◆ **EXERCISE INSTRUCTIONS**: Return all lines from the listing below in which the string "JSON" occurs.

──────── DATA FOR THIS TASK

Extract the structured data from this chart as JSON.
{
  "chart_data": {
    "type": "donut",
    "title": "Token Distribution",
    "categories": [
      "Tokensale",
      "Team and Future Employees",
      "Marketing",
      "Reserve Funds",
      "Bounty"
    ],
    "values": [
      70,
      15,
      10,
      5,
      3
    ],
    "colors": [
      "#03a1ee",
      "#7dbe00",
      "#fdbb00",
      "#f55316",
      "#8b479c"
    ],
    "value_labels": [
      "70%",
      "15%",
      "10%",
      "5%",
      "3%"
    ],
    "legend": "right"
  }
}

────────────────
──────── DATA FOR THIS TASK

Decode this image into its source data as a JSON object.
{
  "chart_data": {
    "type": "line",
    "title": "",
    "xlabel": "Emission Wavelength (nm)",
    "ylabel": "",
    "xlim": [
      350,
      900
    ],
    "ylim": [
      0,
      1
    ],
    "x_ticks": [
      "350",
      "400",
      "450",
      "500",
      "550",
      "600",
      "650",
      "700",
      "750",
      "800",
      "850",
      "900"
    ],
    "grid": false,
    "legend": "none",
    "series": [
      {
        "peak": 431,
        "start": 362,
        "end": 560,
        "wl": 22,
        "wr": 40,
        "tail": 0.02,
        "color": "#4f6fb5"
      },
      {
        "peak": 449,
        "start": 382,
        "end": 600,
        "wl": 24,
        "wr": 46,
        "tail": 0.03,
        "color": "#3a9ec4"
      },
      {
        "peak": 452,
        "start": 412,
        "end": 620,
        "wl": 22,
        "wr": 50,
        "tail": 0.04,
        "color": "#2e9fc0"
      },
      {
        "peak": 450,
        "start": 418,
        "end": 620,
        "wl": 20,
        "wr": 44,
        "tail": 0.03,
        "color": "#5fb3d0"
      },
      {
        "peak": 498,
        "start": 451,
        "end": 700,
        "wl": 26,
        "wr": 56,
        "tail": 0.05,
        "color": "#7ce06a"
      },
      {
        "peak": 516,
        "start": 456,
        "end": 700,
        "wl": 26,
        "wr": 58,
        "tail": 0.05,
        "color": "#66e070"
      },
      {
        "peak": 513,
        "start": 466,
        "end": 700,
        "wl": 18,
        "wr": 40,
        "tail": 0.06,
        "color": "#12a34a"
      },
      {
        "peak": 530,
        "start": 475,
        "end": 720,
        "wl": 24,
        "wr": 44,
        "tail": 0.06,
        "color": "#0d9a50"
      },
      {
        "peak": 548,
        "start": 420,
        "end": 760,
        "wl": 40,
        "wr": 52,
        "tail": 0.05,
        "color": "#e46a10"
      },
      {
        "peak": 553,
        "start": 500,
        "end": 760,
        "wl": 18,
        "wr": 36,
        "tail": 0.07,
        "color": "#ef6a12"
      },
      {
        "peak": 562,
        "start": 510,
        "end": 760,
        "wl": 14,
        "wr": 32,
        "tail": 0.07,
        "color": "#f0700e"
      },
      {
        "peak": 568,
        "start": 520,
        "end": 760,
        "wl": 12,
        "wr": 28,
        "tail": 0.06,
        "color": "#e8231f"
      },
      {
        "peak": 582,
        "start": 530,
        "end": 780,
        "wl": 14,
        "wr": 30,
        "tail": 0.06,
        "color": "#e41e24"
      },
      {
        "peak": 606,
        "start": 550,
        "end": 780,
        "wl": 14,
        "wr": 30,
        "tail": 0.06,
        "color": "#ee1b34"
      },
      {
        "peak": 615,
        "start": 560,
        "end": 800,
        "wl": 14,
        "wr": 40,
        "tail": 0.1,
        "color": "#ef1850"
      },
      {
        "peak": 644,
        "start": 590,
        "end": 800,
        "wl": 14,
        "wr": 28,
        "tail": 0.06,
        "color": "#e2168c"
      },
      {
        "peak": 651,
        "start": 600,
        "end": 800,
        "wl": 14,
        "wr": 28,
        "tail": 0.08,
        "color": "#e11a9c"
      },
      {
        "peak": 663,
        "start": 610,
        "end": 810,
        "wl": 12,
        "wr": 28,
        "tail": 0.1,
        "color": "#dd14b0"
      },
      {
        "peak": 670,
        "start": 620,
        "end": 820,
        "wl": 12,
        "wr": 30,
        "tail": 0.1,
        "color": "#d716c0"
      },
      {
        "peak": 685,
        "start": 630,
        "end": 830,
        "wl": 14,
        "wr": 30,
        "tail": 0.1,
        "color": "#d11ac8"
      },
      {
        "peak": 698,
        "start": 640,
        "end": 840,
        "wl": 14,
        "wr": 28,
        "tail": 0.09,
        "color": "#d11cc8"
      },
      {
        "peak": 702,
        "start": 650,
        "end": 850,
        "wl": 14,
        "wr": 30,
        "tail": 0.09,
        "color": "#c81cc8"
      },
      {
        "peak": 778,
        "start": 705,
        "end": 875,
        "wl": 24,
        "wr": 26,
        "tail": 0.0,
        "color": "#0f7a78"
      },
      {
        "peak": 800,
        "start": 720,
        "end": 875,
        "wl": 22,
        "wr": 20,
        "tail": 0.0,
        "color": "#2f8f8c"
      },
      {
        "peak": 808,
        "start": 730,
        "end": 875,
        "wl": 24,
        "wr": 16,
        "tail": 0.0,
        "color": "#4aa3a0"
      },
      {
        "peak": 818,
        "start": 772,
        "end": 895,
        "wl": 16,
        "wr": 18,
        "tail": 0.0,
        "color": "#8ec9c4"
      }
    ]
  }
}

────────────────

◆ **SOLUTION FOR THIS EXERCISE**:
Extract the structured data from this chart as JSON.
Decode this image into its source data as a JSON object.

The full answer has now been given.